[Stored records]

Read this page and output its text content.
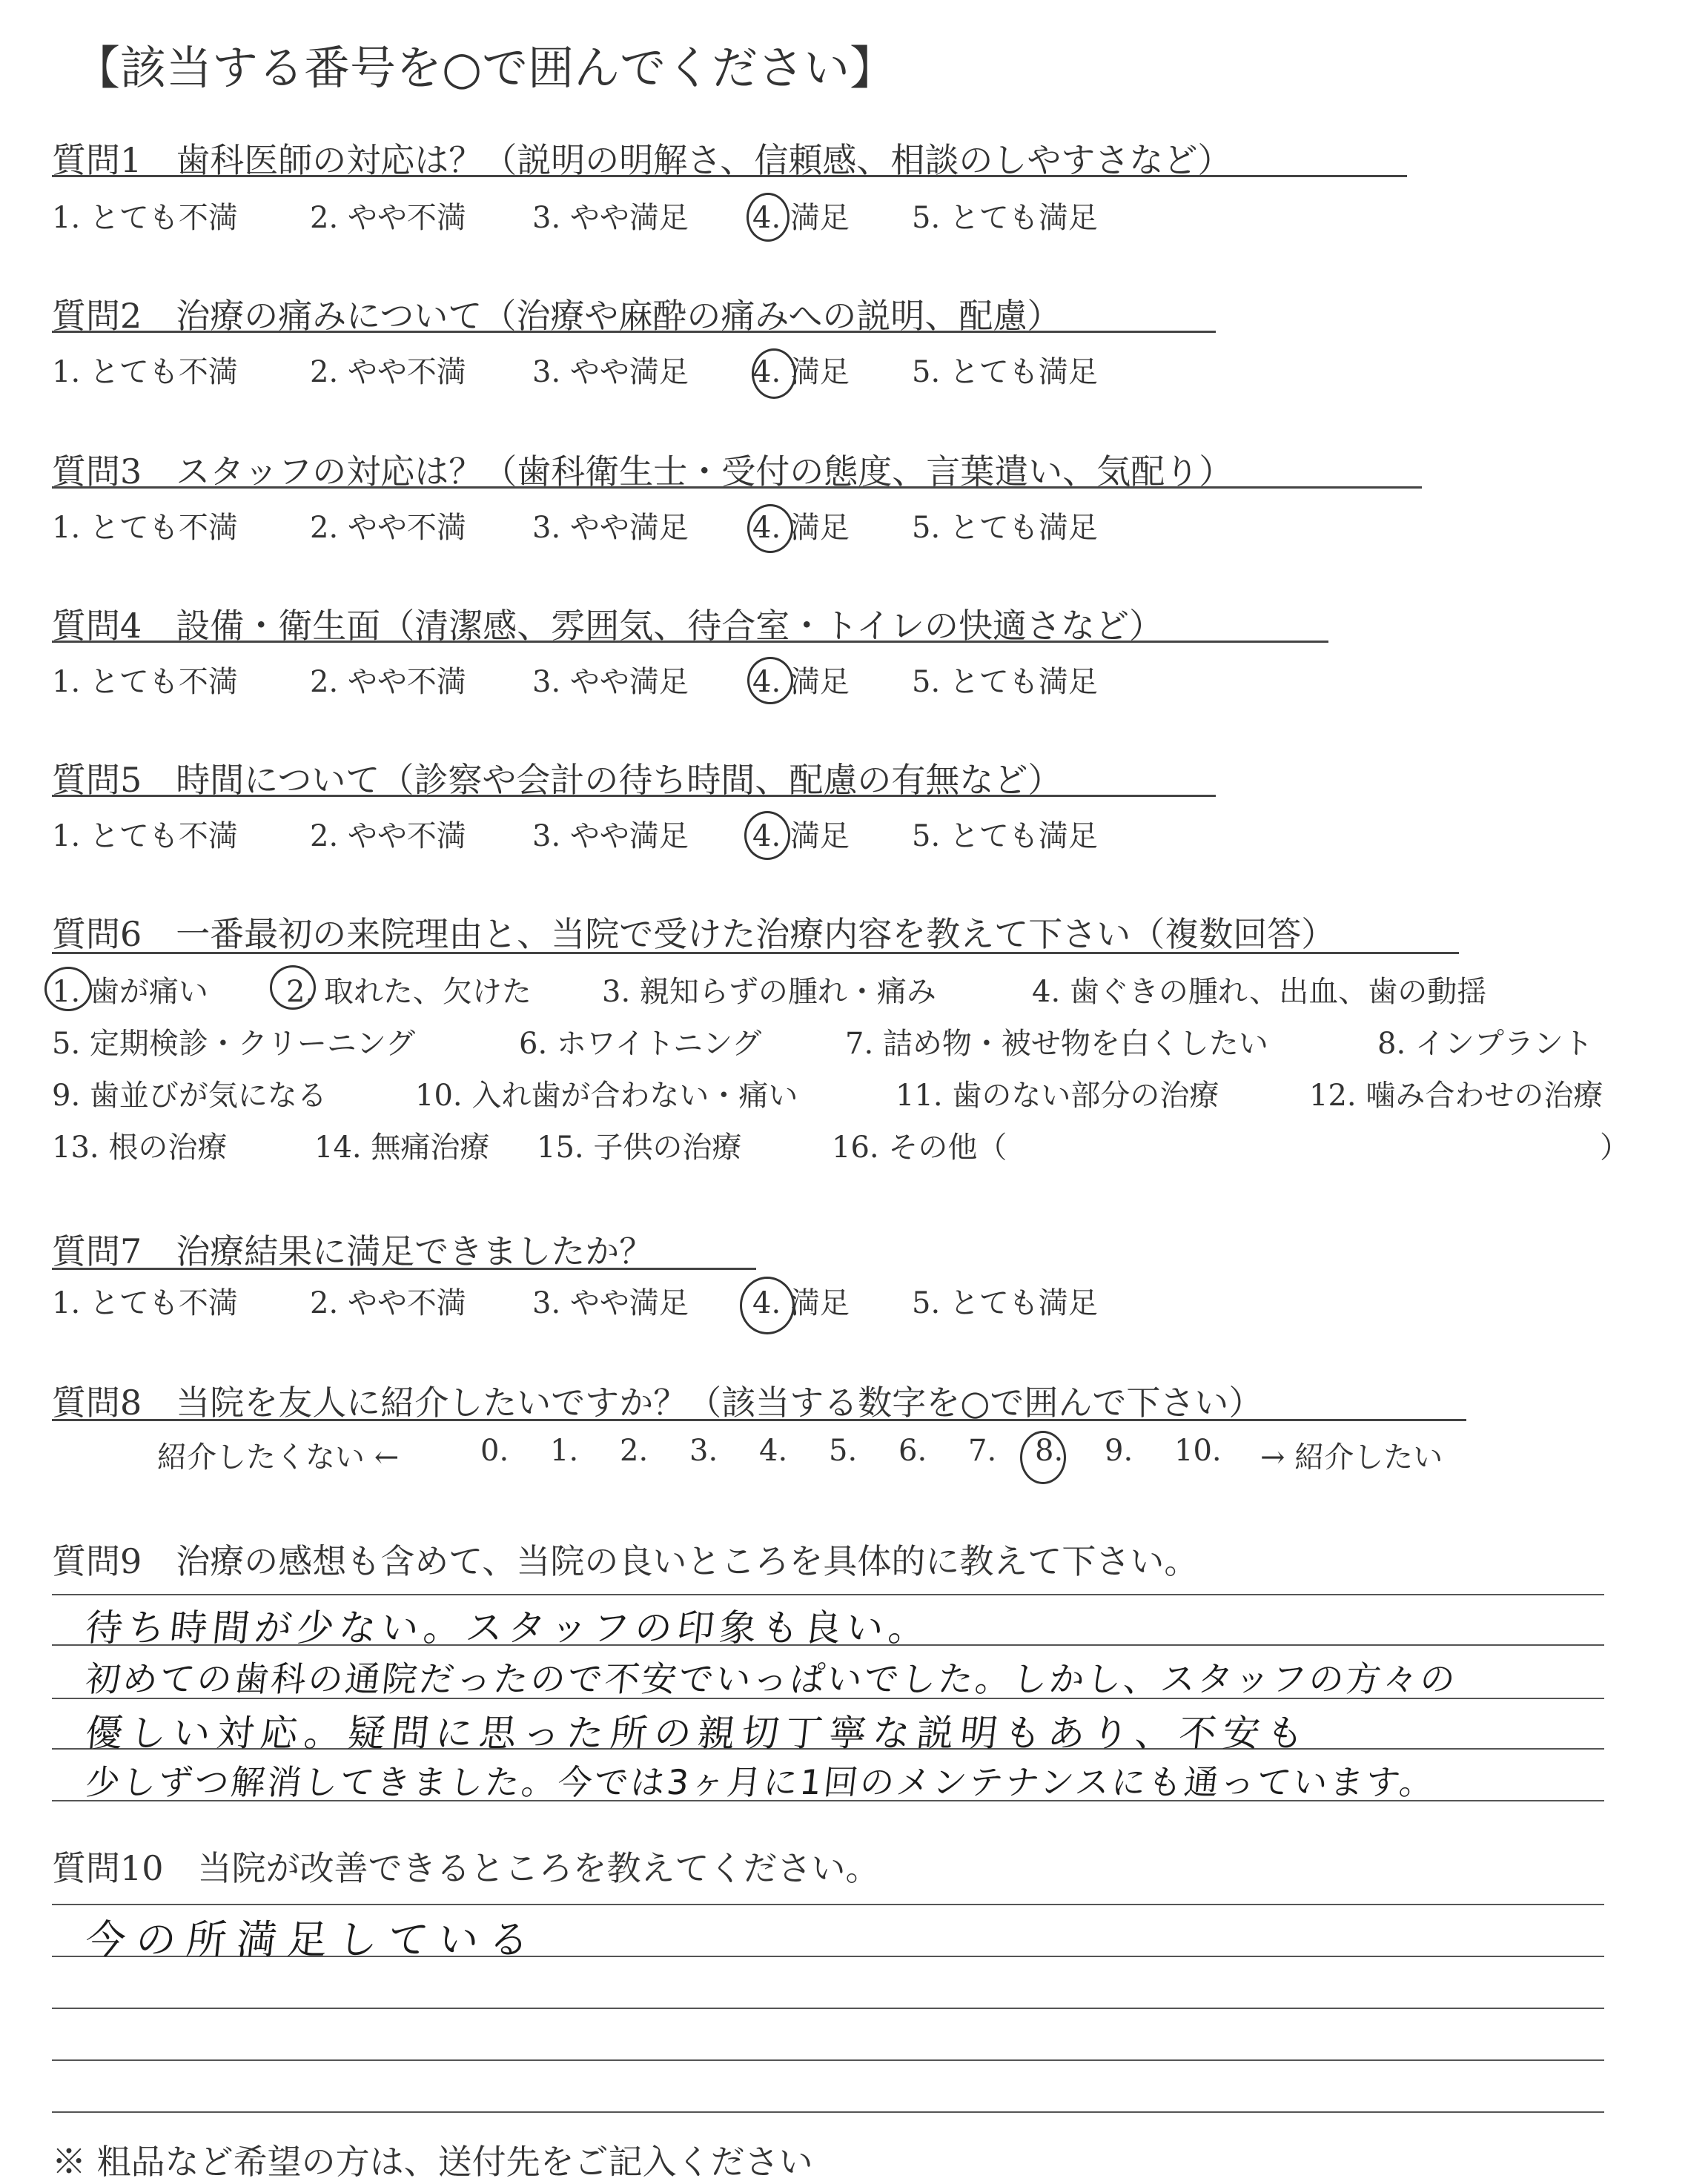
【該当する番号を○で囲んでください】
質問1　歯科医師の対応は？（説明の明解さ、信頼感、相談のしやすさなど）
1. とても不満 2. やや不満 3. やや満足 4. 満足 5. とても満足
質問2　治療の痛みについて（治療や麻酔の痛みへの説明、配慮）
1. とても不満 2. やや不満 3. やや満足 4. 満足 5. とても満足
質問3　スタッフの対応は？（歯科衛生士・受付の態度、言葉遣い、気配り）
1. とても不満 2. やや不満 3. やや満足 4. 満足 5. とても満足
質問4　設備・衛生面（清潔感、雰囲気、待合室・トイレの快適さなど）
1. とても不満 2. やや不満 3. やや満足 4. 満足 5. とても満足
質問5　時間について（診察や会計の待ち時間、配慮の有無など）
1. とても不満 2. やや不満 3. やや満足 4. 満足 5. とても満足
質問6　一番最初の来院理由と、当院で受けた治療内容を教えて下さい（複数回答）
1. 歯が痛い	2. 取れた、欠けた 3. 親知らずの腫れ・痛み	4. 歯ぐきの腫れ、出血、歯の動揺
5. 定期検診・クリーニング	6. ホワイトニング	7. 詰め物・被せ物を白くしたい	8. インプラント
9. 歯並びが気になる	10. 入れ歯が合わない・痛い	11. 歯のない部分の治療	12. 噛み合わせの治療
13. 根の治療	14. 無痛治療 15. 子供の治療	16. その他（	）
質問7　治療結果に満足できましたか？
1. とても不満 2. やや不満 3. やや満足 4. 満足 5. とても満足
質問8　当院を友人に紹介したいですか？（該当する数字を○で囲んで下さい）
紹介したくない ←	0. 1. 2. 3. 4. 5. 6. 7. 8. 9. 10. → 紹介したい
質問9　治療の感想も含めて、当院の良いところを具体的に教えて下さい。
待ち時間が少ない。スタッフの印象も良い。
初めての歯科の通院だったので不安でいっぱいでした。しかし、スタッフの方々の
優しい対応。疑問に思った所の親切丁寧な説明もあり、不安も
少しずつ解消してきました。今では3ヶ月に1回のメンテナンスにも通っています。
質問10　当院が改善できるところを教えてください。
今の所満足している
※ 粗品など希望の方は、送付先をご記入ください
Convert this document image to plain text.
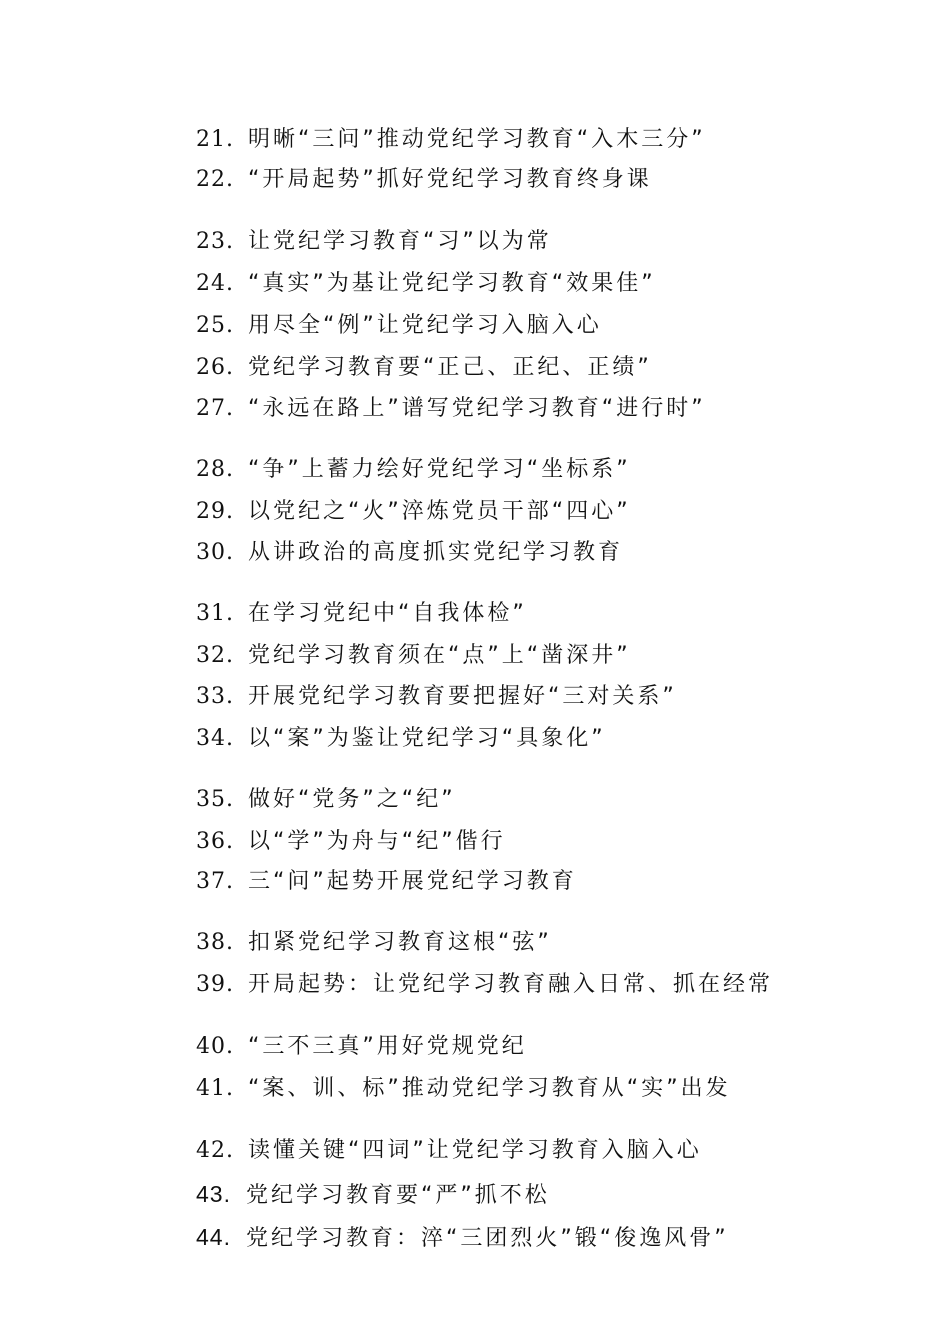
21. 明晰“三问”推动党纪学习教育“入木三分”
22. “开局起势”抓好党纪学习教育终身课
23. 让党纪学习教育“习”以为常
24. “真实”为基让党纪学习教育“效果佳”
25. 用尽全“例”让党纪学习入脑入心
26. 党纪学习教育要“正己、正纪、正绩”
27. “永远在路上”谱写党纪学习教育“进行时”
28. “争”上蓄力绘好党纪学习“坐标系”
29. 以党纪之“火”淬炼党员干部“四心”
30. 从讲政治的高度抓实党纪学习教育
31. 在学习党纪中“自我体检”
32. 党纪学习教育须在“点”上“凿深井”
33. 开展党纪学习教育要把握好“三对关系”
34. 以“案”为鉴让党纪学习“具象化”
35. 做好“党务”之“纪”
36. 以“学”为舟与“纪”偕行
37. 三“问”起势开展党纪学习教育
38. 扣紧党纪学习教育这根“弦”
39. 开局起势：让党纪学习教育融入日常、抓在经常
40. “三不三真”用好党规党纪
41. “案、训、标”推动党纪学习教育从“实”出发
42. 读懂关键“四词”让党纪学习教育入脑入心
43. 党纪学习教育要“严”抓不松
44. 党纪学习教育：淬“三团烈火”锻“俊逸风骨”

Aim of the task:
Where a line above includes "text", copy that line.

Response to this exercise:
Read this page and output its text content.
Convert this document image to plain text.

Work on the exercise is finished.